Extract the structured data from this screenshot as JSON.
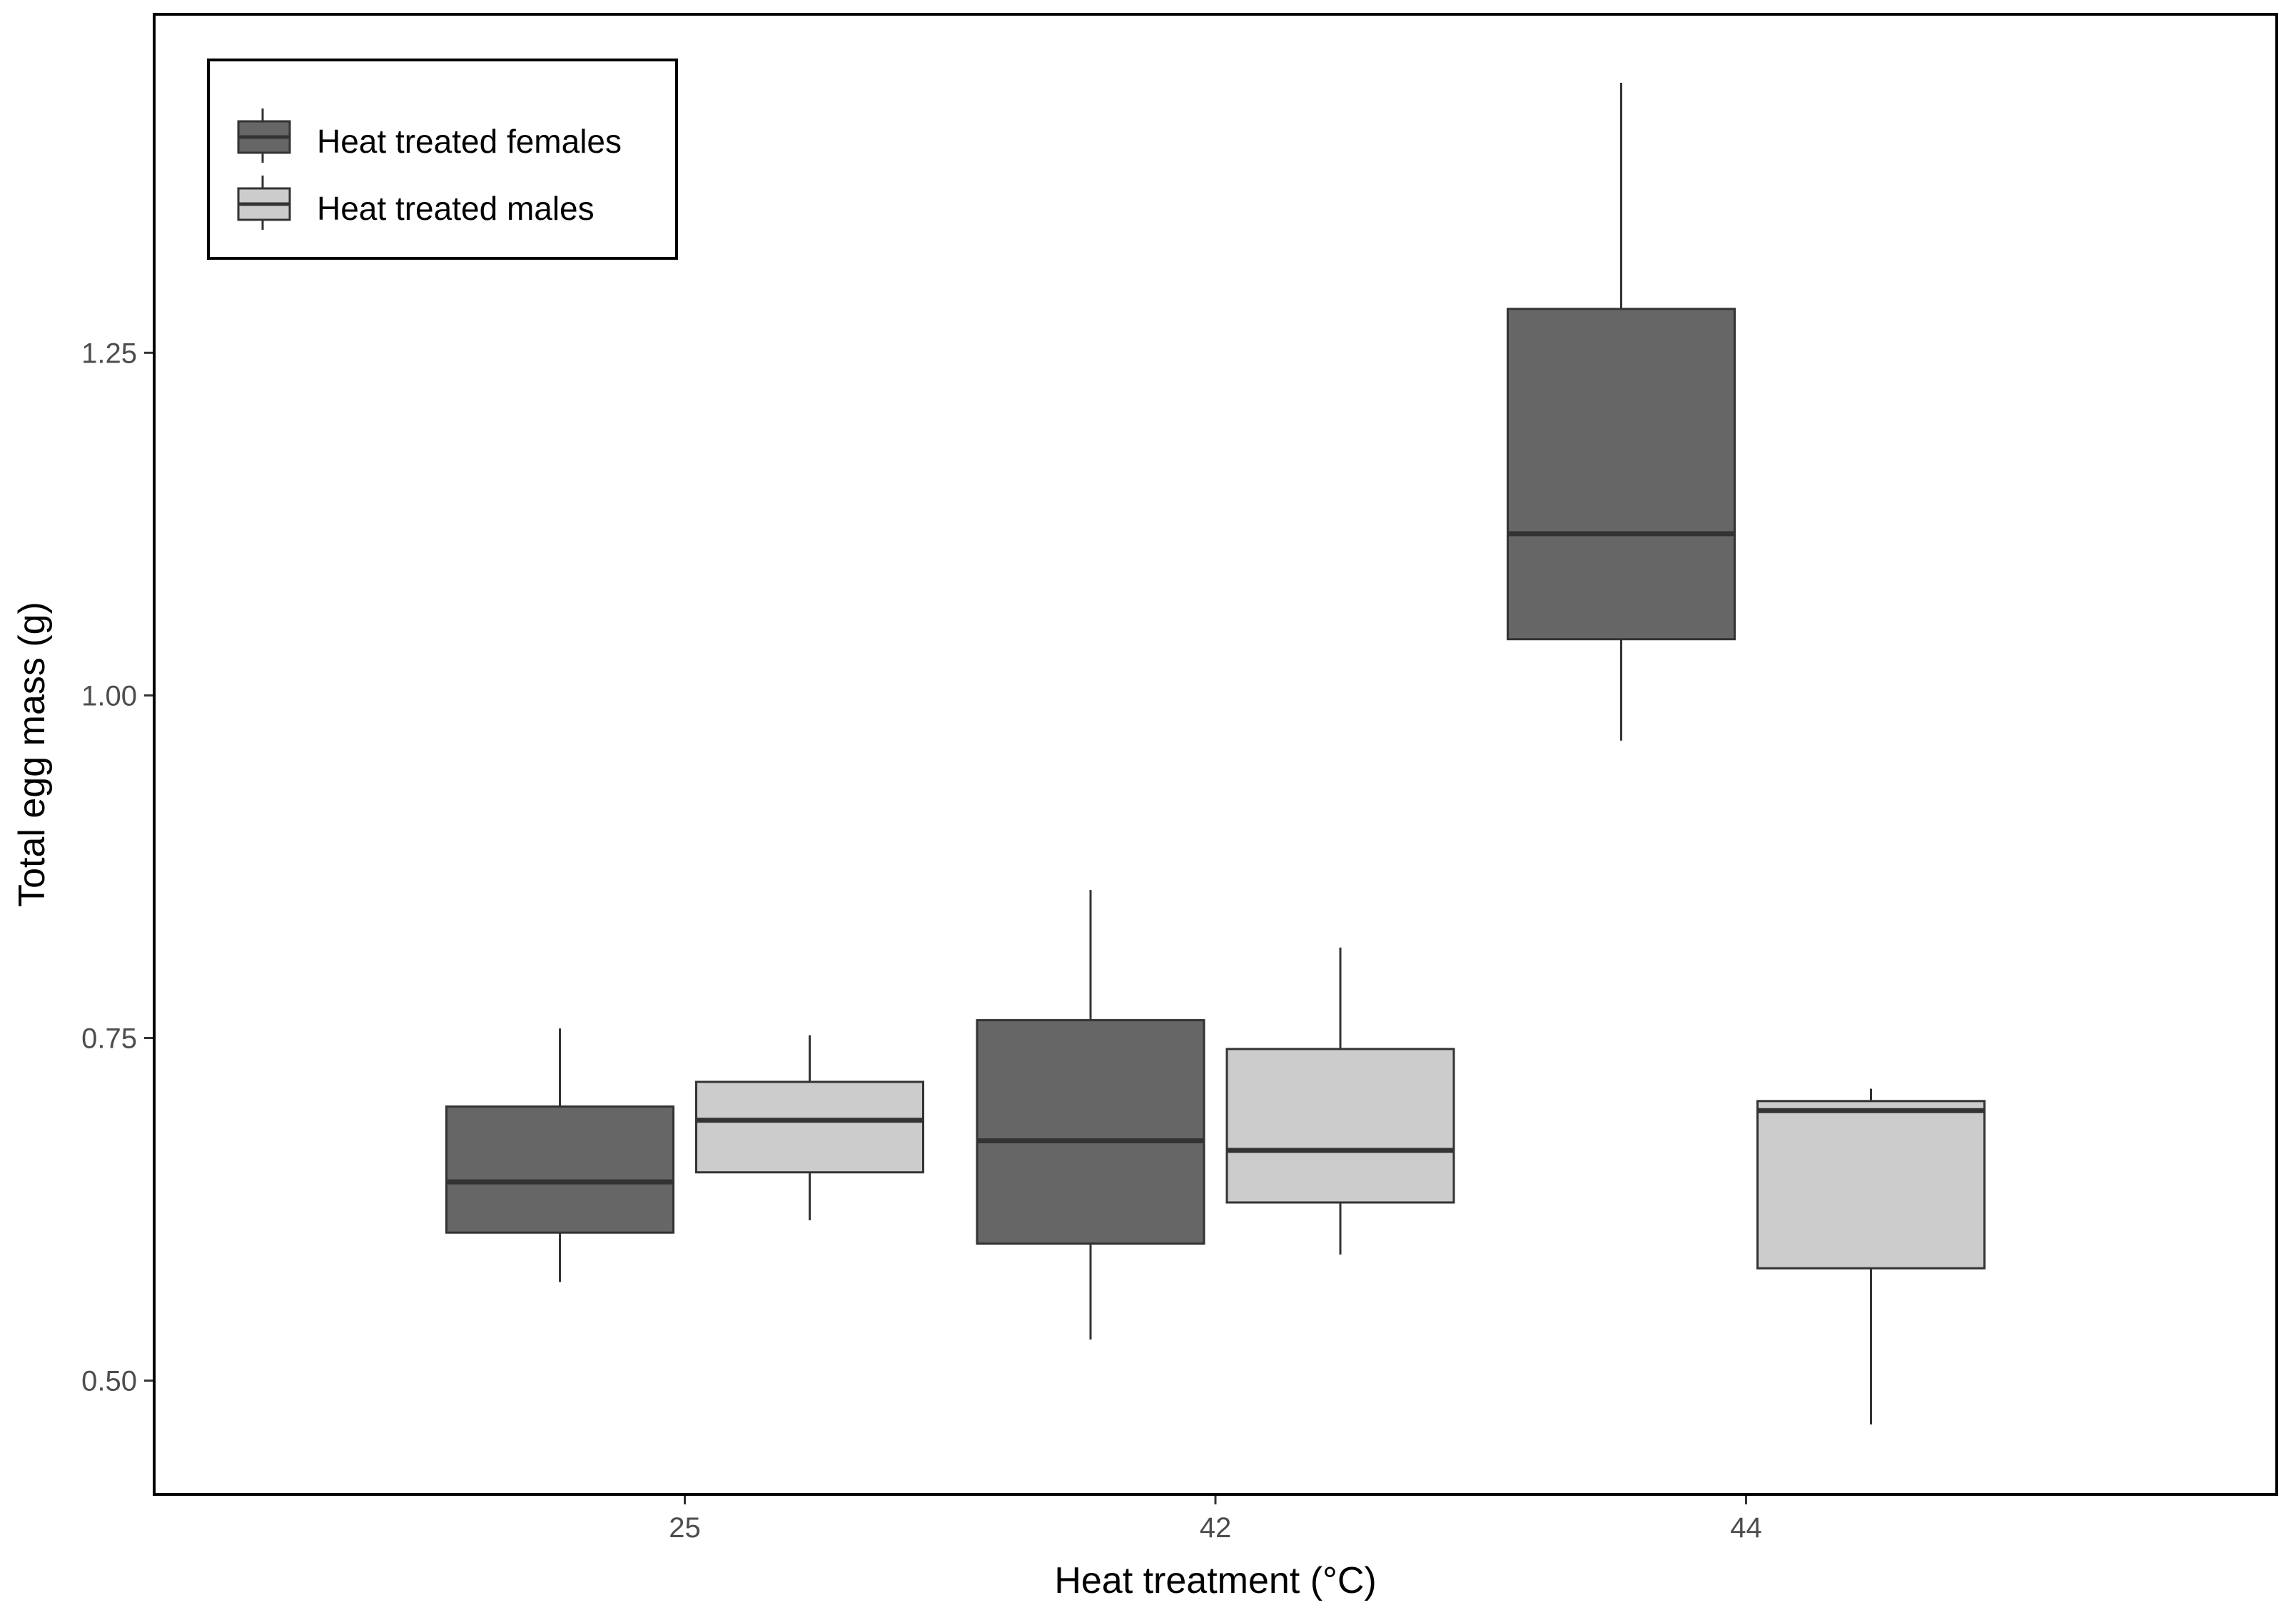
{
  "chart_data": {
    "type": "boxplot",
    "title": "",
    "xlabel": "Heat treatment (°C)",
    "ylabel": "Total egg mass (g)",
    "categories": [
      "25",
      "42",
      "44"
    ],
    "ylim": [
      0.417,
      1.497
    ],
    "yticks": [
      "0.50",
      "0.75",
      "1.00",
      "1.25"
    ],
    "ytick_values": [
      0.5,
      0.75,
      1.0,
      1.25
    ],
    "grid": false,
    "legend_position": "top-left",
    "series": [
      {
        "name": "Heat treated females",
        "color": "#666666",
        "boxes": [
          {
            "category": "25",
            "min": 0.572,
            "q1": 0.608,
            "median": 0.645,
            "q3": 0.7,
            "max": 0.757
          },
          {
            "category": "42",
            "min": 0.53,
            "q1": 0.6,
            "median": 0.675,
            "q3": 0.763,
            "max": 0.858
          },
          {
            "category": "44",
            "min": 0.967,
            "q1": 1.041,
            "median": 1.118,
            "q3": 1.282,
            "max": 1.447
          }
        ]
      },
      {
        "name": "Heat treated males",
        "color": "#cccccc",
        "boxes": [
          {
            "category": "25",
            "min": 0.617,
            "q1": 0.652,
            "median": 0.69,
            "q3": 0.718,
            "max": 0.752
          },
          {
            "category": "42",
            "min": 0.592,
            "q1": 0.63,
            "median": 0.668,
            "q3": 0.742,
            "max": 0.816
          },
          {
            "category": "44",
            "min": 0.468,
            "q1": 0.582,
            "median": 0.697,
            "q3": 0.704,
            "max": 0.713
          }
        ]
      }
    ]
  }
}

------------------------

JOB:
Your task is to retype all the entries exactly and leave out any pictures.

ANSWER TO THIS TASK:
Extract the structured data from this screenshot as JSON.
{
  "chart_data": {
    "type": "boxplot",
    "title": "",
    "xlabel": "Heat treatment (°C)",
    "ylabel": "Total egg mass (g)",
    "categories": [
      "25",
      "42",
      "44"
    ],
    "ylim": [
      0.417,
      1.497
    ],
    "yticks": [
      "0.50",
      "0.75",
      "1.00",
      "1.25"
    ],
    "ytick_values": [
      0.5,
      0.75,
      1.0,
      1.25
    ],
    "grid": false,
    "legend_position": "top-left",
    "series": [
      {
        "name": "Heat treated females",
        "color": "#666666",
        "boxes": [
          {
            "category": "25",
            "min": 0.572,
            "q1": 0.608,
            "median": 0.645,
            "q3": 0.7,
            "max": 0.757
          },
          {
            "category": "42",
            "min": 0.53,
            "q1": 0.6,
            "median": 0.675,
            "q3": 0.763,
            "max": 0.858
          },
          {
            "category": "44",
            "min": 0.967,
            "q1": 1.041,
            "median": 1.118,
            "q3": 1.282,
            "max": 1.447
          }
        ]
      },
      {
        "name": "Heat treated males",
        "color": "#cccccc",
        "boxes": [
          {
            "category": "25",
            "min": 0.617,
            "q1": 0.652,
            "median": 0.69,
            "q3": 0.718,
            "max": 0.752
          },
          {
            "category": "42",
            "min": 0.592,
            "q1": 0.63,
            "median": 0.668,
            "q3": 0.742,
            "max": 0.816
          },
          {
            "category": "44",
            "min": 0.468,
            "q1": 0.582,
            "median": 0.697,
            "q3": 0.704,
            "max": 0.713
          }
        ]
      }
    ]
  }
}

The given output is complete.